● Work to complete
Give back the whole listing exactly as shown.
═════ Records for processing ═════
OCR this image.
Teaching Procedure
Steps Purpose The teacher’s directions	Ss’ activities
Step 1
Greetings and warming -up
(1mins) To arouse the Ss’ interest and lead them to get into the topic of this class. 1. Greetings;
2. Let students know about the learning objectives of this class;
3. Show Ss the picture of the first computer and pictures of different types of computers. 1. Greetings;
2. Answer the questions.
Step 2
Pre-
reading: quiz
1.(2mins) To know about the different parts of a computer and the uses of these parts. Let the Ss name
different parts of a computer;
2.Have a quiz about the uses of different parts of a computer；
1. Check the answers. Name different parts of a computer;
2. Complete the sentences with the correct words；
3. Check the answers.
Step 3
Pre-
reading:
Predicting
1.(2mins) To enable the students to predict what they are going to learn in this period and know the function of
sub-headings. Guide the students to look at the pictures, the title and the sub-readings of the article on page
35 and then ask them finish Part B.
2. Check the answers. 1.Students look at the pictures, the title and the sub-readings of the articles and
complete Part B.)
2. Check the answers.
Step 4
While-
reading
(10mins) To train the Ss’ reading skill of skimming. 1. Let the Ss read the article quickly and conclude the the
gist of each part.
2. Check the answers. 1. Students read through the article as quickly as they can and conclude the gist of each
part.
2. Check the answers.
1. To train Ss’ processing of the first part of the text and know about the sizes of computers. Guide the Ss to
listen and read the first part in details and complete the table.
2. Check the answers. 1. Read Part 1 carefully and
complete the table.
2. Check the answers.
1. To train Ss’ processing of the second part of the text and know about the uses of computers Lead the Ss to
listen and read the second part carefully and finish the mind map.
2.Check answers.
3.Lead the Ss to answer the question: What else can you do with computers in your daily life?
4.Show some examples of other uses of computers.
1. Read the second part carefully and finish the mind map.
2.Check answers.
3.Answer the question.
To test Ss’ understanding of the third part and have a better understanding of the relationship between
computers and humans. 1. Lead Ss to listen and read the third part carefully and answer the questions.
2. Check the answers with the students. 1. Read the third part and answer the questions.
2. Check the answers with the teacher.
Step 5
═════
● Written response
OCR this image.
Teaching Procedure
Steps Purpose The teacher’s directions	Ss’ activities
Step 1
Greetings and warming -up
(1mins) To arouse the Ss’ interest and lead them to get into the topic of this class. 1. Greetings;
2. Let students know about the learning objectives of this class;
3. Show Ss the picture of the first computer and pictures of different types of computers. 1. Greetings;
2. Answer the questions.
Step 2
Pre-
reading: quiz
1.(2mins) To know about the different parts of a computer and the uses of these parts. Let the Ss name
different parts of a computer;
2.Have a quiz about the uses of different parts of a computer；
1. Check the answers. Name different parts of a computer;
2. Complete the sentences with the correct words；
3. Check the answers.
Step 3
Pre-
reading:
Predicting
1.(2mins) To enable the students to predict what they are going to learn in this period and know the function of
sub-headings. Guide the students to look at the pictures, the title and the sub-readings of the article on page
35 and then ask them finish Part B.
2. Check the answers. 1.Students look at the pictures, the title and the sub-readings of the articles and
complete Part B.)
2. Check the answers.
Step 4
While-
reading
(10mins) To train the Ss’ reading skill of skimming. 1. Let the Ss read the article quickly and conclude the the
gist of each part.
2. Check the answers. 1. Students read through the article as quickly as they can and conclude the gist of each
part.
2. Check the answers.
1. To train Ss’ processing of the first part of the text and know about the sizes of computers. Guide the Ss to
listen and read the first part in details and complete the table.
2. Check the answers. 1. Read Part 1 carefully and
complete the table.
2. Check the answers.
1. To train Ss’ processing of the second part of the text and know about the uses of computers Lead the Ss to
listen and read the second part carefully and finish the mind map.
2.Check answers.
3.Lead the Ss to answer the question: What else can you do with computers in your daily life?
4.Show some examples of other uses of computers.
1. Read the second part carefully and finish the mind map.
2.Check answers.
3.Answer the question.
To test Ss’ understanding of the third part and have a better understanding of the relationship between
computers and humans. 1. Lead Ss to listen and read the third part carefully and answer the questions.
2. Check the answers with the students. 1. Read the third part and answer the questions.
2. Check the answers with the teacher.
Step 5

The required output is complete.